• **Aim of the task**
Each record below is to be reproduced without any change.

-- Begin Records to process --

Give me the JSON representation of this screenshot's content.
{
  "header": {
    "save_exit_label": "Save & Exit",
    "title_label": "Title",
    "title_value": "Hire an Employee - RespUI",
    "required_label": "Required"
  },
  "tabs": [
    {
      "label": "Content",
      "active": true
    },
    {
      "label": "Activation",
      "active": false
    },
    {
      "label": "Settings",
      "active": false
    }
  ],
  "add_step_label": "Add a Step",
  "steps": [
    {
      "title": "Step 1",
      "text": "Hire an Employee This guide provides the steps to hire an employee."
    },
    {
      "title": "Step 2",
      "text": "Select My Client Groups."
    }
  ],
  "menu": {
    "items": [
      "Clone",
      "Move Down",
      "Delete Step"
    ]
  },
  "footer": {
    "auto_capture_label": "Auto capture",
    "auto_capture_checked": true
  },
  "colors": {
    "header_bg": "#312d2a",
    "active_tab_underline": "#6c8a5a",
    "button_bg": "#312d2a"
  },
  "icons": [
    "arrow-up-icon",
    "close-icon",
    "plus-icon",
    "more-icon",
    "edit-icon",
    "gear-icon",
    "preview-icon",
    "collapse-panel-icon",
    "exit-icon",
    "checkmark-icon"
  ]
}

-- End Records to process --

• **Exercise response**
Give me the JSON representation of this screenshot's content.
{
  "header": {
    "save_exit_label": "Save & Exit",
    "title_label": "Title",
    "title_value": "Hire an Employee - RespUI",
    "required_label": "Required"
  },
  "tabs": [
    {
      "label": "Content",
      "active": true
    },
    {
      "label": "Activation",
      "active": false
    },
    {
      "label": "Settings",
      "active": false
    }
  ],
  "add_step_label": "Add a Step",
  "steps": [
    {
      "title": "Step 1",
      "text": "Hire an Employee This guide provides the steps to hire an employee."
    },
    {
      "title": "Step 2",
      "text": "Select My Client Groups."
    }
  ],
  "menu": {
    "items": [
      "Clone",
      "Move Down",
      "Delete Step"
    ]
  },
  "footer": {
    "auto_capture_label": "Auto capture",
    "auto_capture_checked": true
  },
  "colors": {
    "header_bg": "#312d2a",
    "active_tab_underline": "#6c8a5a",
    "button_bg": "#312d2a"
  },
  "icons": [
    "arrow-up-icon",
    "close-icon",
    "plus-icon",
    "more-icon",
    "edit-icon",
    "gear-icon",
    "preview-icon",
    "collapse-panel-icon",
    "exit-icon",
    "checkmark-icon"
  ]
}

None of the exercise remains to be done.